## AIM OF THE EXERCISE
Copy out each line that mentions the word "фотографии".

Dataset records
-------------------------

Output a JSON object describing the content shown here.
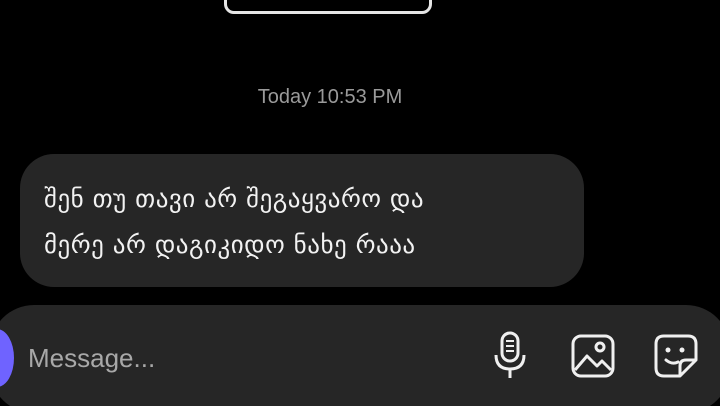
{
  "conversation": {
    "timestamp": "Today 10:53 PM",
    "messages": [
      {
        "text": "შენ თუ თავი არ შეგაყვარო და\nმერე არ დაგიკიდო ნახე რააა"
      }
    ]
  },
  "composer": {
    "placeholder": "Message..."
  },
  "icons": {
    "voice": "microphone-icon",
    "gallery": "image-icon",
    "sticker": "sticker-icon"
  },
  "colors": {
    "background": "#000000",
    "bubble": "#262626",
    "composer": "#262626",
    "accent": "#6f63ff",
    "timestamp": "#9a9a9a",
    "text": "#f2f2f2"
  }
}
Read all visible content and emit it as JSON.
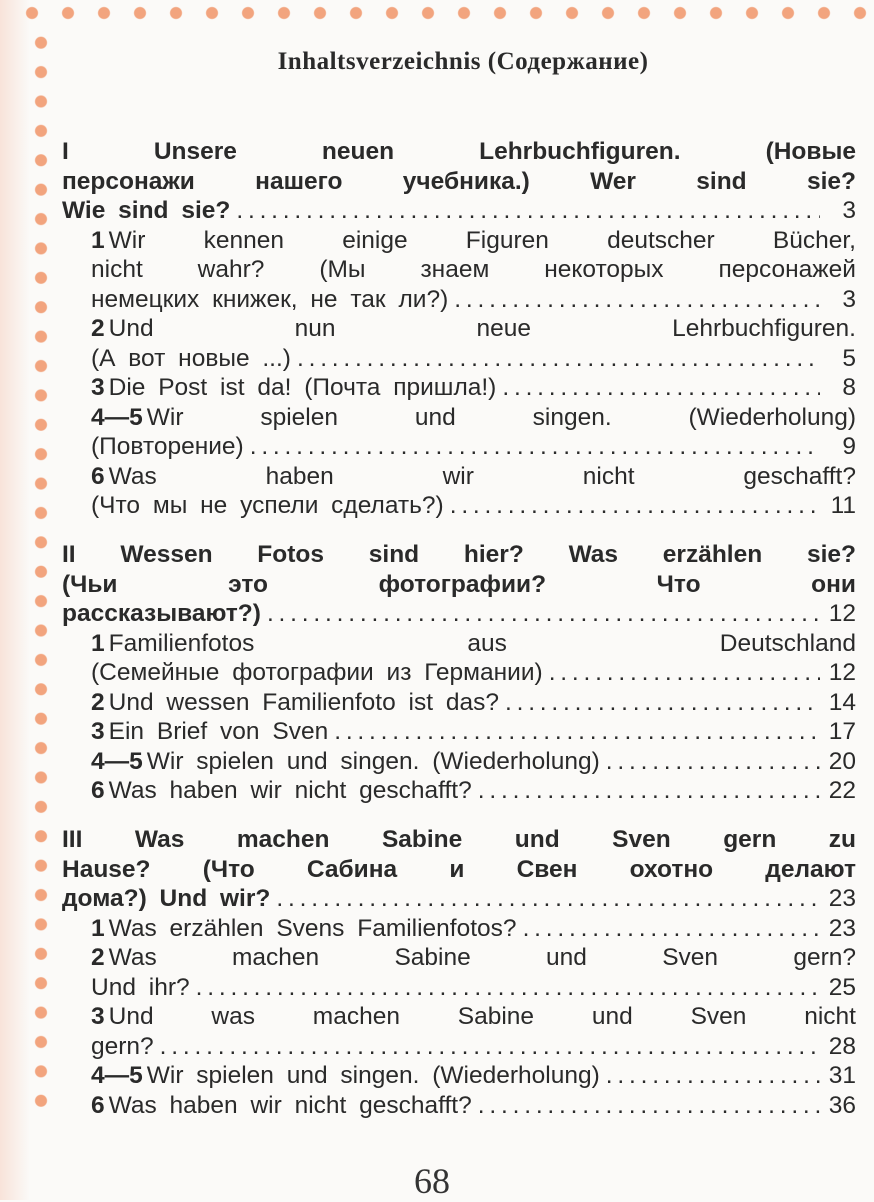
{
  "title": "Inhaltsverzeichnis (Содержание)",
  "page_number": "68",
  "accent_color": "#f2a47e",
  "sections": [
    {
      "entries": [
        {
          "num": "",
          "lines": [
            "I Unsere neuen Lehrbuchfiguren. (Новые",
            "персонажи нашего учебника.) Wer sind sie?",
            "Wie sind sie?"
          ],
          "page": "3"
        },
        {
          "num": "1",
          "lines": [
            "Wir kennen einige Figuren deutscher Bücher,",
            "nicht wahr? (Мы знаем некоторых персонажей",
            "немецких книжек, не так ли?)"
          ],
          "page": "3"
        },
        {
          "num": "2",
          "lines": [
            "Und nun neue Lehrbuchfiguren.",
            "(А вот новые ...)"
          ],
          "page": "5"
        },
        {
          "num": "3",
          "lines": [
            "Die Post ist da! (Почта пришла!)"
          ],
          "page": "8"
        },
        {
          "num": "4—5",
          "lines": [
            "Wir spielen und singen. (Wiederholung)",
            "(Повторение)"
          ],
          "page": "9"
        },
        {
          "num": "6",
          "lines": [
            "Was haben wir nicht geschafft?",
            "(Что мы не успели сделать?)"
          ],
          "page": "11"
        }
      ]
    },
    {
      "entries": [
        {
          "num": "",
          "lines": [
            "II Wessen Fotos sind hier? Was erzählen sie?",
            "(Чьи это фотографии? Что они",
            "рассказывают?)"
          ],
          "page": "12"
        },
        {
          "num": "1",
          "lines": [
            "Familienfotos aus Deutschland",
            "(Семейные фотографии из Германии)"
          ],
          "page": "12"
        },
        {
          "num": "2",
          "lines": [
            "Und wessen Familienfoto ist das?"
          ],
          "page": "14"
        },
        {
          "num": "3",
          "lines": [
            "Ein Brief von Sven"
          ],
          "page": "17"
        },
        {
          "num": "4—5",
          "lines": [
            "Wir spielen und singen. (Wiederholung)"
          ],
          "page": "20"
        },
        {
          "num": "6",
          "lines": [
            "Was haben wir nicht geschafft?"
          ],
          "page": "22"
        }
      ]
    },
    {
      "entries": [
        {
          "num": "",
          "lines": [
            "III Was machen Sabine und Sven gern zu",
            "Hause? (Что Сабина и Свен охотно делают",
            "дома?) Und wir?"
          ],
          "page": "23"
        },
        {
          "num": "1",
          "lines": [
            "Was erzählen Svens Familienfotos?"
          ],
          "page": "23"
        },
        {
          "num": "2",
          "lines": [
            "Was machen Sabine und Sven gern?",
            "Und ihr?"
          ],
          "page": "25"
        },
        {
          "num": "3",
          "lines": [
            "Und was machen Sabine und Sven nicht",
            "gern?"
          ],
          "page": "28"
        },
        {
          "num": "4—5",
          "lines": [
            "Wir spielen und singen. (Wiederholung)"
          ],
          "page": "31"
        },
        {
          "num": "6",
          "lines": [
            "Was haben wir nicht geschafft?"
          ],
          "page": "36"
        }
      ]
    }
  ]
}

-------------------------

## COMPLETED EXERCISE
            "(Чьи это фотографии? Что они",
            "(Семейные фотографии из Германии)"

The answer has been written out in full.